• Exercise directions
Give only the count of lines containing "ffffff".

• Input records

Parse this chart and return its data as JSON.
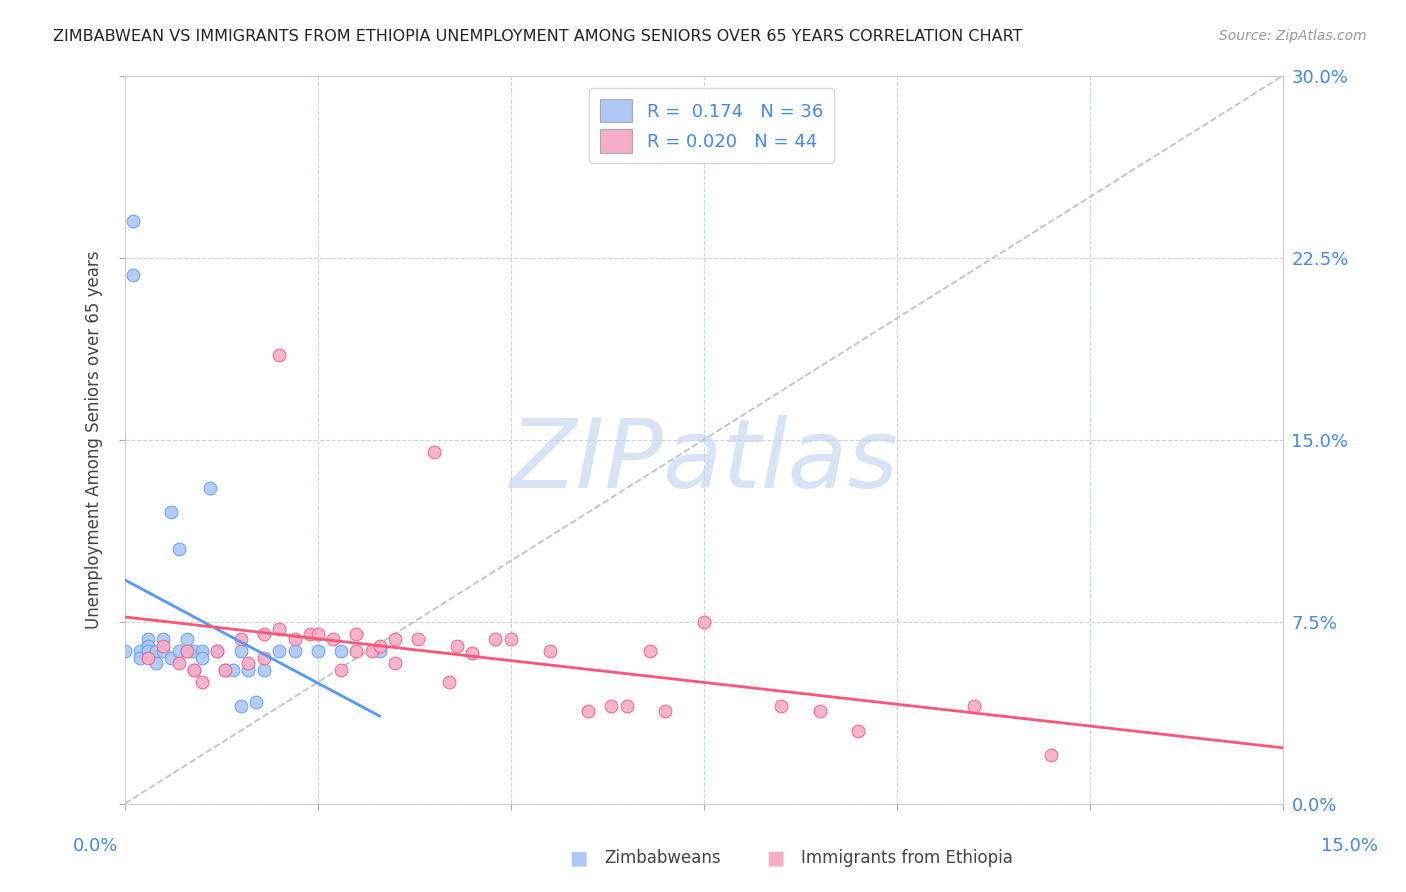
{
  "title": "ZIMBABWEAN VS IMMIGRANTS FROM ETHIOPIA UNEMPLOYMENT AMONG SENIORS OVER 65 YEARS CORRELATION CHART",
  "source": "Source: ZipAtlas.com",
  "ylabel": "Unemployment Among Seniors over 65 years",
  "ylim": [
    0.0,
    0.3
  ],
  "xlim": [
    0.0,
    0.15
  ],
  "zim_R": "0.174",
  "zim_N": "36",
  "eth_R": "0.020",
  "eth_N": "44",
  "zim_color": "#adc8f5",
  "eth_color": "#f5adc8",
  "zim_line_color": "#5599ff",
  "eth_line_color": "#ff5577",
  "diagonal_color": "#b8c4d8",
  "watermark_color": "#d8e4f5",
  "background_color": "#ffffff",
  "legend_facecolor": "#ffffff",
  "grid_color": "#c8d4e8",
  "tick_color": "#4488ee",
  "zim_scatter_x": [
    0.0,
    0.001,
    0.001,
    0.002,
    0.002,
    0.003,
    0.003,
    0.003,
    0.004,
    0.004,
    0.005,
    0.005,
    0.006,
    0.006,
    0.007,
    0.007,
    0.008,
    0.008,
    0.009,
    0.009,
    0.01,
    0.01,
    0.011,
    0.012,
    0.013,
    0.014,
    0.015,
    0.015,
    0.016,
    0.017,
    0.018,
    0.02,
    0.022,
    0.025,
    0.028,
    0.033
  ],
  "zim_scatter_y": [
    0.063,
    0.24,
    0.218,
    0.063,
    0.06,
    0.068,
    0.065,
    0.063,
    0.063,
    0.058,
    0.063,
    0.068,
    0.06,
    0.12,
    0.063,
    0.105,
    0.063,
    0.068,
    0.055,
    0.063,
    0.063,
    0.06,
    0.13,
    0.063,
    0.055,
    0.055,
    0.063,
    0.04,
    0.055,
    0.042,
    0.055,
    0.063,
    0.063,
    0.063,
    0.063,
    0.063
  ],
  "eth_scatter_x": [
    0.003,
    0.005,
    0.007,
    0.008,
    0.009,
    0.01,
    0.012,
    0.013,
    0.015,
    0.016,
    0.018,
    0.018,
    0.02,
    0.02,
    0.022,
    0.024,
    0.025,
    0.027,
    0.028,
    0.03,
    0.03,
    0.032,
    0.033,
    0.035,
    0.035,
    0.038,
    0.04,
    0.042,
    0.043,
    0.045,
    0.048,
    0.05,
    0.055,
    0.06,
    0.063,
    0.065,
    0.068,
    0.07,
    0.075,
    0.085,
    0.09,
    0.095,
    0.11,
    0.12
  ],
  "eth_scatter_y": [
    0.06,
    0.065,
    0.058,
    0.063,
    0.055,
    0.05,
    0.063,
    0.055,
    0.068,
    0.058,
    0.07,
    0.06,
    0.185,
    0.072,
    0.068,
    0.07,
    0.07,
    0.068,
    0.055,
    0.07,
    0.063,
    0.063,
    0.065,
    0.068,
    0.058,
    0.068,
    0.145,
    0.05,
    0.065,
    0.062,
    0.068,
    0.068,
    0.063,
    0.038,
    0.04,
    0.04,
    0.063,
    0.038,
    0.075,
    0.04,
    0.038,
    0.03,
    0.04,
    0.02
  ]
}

• Task result
2